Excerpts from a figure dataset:
++++++++
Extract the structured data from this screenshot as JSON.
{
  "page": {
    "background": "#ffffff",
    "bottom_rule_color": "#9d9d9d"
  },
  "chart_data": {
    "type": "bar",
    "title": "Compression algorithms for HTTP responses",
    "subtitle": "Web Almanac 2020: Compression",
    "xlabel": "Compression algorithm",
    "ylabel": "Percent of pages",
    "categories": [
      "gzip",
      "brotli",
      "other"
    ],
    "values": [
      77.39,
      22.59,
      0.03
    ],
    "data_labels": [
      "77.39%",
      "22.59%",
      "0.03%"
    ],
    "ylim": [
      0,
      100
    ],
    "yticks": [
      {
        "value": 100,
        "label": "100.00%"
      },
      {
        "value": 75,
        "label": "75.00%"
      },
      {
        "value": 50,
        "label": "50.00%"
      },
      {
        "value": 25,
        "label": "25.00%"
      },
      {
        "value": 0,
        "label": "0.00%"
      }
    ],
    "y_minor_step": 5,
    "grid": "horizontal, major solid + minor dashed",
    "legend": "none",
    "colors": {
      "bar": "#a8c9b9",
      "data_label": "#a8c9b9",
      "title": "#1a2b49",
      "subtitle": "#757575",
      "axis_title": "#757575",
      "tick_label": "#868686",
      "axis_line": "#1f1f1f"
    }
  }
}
++++++++
Task prompt — The records above should be returned exactly.

Completed task —
Extract the structured data from this screenshot as JSON.
{
  "page": {
    "background": "#ffffff",
    "bottom_rule_color": "#9d9d9d"
  },
  "chart_data": {
    "type": "bar",
    "title": "Compression algorithms for HTTP responses",
    "subtitle": "Web Almanac 2020: Compression",
    "xlabel": "Compression algorithm",
    "ylabel": "Percent of pages",
    "categories": [
      "gzip",
      "brotli",
      "other"
    ],
    "values": [
      77.39,
      22.59,
      0.03
    ],
    "data_labels": [
      "77.39%",
      "22.59%",
      "0.03%"
    ],
    "ylim": [
      0,
      100
    ],
    "yticks": [
      {
        "value": 100,
        "label": "100.00%"
      },
      {
        "value": 75,
        "label": "75.00%"
      },
      {
        "value": 50,
        "label": "50.00%"
      },
      {
        "value": 25,
        "label": "25.00%"
      },
      {
        "value": 0,
        "label": "0.00%"
      }
    ],
    "y_minor_step": 5,
    "grid": "horizontal, major solid + minor dashed",
    "legend": "none",
    "colors": {
      "bar": "#a8c9b9",
      "data_label": "#a8c9b9",
      "title": "#1a2b49",
      "subtitle": "#757575",
      "axis_title": "#757575",
      "tick_label": "#868686",
      "axis_line": "#1f1f1f"
    }
  }
}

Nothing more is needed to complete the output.